[Stored data]
==========
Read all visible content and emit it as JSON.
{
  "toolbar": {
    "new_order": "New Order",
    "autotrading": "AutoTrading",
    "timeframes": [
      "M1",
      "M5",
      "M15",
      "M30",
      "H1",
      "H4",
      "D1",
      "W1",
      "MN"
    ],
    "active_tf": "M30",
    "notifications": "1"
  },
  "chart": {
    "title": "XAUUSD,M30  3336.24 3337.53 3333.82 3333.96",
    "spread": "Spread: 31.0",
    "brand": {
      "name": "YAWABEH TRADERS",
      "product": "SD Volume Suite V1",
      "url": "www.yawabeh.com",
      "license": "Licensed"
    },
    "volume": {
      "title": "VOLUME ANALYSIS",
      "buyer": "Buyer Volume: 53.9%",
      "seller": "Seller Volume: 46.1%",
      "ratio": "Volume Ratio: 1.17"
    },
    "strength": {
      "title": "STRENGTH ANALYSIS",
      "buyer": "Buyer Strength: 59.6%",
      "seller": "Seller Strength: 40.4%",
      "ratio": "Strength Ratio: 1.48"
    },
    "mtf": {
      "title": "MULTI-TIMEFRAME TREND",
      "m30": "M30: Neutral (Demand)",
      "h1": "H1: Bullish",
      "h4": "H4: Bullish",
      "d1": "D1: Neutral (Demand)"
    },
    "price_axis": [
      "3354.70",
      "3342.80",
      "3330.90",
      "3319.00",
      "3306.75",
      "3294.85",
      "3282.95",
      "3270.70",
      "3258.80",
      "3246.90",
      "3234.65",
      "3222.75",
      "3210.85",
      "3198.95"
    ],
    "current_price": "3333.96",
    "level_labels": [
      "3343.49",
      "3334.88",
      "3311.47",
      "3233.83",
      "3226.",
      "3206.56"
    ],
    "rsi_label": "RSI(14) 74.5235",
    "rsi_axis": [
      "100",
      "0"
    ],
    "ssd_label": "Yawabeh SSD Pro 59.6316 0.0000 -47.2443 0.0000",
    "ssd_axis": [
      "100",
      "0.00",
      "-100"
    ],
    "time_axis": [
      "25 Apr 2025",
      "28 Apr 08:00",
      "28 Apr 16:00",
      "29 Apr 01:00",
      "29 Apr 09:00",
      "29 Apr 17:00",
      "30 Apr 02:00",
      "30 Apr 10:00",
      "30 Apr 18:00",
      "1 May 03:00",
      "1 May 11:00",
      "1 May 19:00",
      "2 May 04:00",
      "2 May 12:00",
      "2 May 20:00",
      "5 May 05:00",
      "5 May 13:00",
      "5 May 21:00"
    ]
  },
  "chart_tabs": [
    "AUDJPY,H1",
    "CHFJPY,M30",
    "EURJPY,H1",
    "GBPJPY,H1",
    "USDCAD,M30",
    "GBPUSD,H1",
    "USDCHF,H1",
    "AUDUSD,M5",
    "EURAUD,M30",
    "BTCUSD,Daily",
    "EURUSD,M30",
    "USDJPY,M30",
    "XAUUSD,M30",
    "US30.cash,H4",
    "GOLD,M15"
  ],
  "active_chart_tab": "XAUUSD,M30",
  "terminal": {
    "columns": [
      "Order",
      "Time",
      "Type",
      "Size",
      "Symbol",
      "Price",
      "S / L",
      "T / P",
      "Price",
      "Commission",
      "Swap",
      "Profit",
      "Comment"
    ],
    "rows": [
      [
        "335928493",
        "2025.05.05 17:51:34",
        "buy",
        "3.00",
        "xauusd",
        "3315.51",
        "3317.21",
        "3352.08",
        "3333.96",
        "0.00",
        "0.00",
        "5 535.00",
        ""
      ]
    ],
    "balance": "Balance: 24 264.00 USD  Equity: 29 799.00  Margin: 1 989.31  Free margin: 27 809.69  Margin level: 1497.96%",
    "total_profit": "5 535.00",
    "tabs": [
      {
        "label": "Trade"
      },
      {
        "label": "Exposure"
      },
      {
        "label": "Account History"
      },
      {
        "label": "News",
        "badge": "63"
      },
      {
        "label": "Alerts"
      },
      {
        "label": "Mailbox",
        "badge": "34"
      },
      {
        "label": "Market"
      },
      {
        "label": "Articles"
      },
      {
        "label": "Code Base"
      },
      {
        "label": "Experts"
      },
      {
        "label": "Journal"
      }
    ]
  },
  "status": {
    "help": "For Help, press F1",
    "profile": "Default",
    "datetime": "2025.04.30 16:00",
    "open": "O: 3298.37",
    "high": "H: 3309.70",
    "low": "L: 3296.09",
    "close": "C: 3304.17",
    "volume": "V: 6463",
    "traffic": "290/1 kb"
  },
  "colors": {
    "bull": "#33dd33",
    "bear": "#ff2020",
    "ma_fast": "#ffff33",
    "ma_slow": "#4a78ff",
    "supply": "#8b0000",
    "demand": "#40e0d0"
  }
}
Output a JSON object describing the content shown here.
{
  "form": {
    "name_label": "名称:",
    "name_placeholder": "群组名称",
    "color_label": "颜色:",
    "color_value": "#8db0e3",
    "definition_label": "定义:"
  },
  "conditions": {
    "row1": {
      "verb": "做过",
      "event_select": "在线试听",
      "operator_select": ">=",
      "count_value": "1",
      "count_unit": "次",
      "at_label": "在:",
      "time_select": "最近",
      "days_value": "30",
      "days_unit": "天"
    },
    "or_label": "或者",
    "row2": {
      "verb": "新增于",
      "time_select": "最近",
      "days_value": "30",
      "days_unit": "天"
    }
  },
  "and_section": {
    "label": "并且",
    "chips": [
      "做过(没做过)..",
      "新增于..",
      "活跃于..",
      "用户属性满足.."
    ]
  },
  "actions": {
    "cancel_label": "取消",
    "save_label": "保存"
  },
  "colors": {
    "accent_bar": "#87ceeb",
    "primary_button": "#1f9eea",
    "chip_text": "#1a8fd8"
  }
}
==========
▶ **SHORT PROBLEM**: Copy each line of the listing that contains the string "Seller".

▶ **OUTPUT FOR THIS TASK**:
      "seller": "Seller Volume: 46.1%",
      "seller": "Seller Strength: 40.4%",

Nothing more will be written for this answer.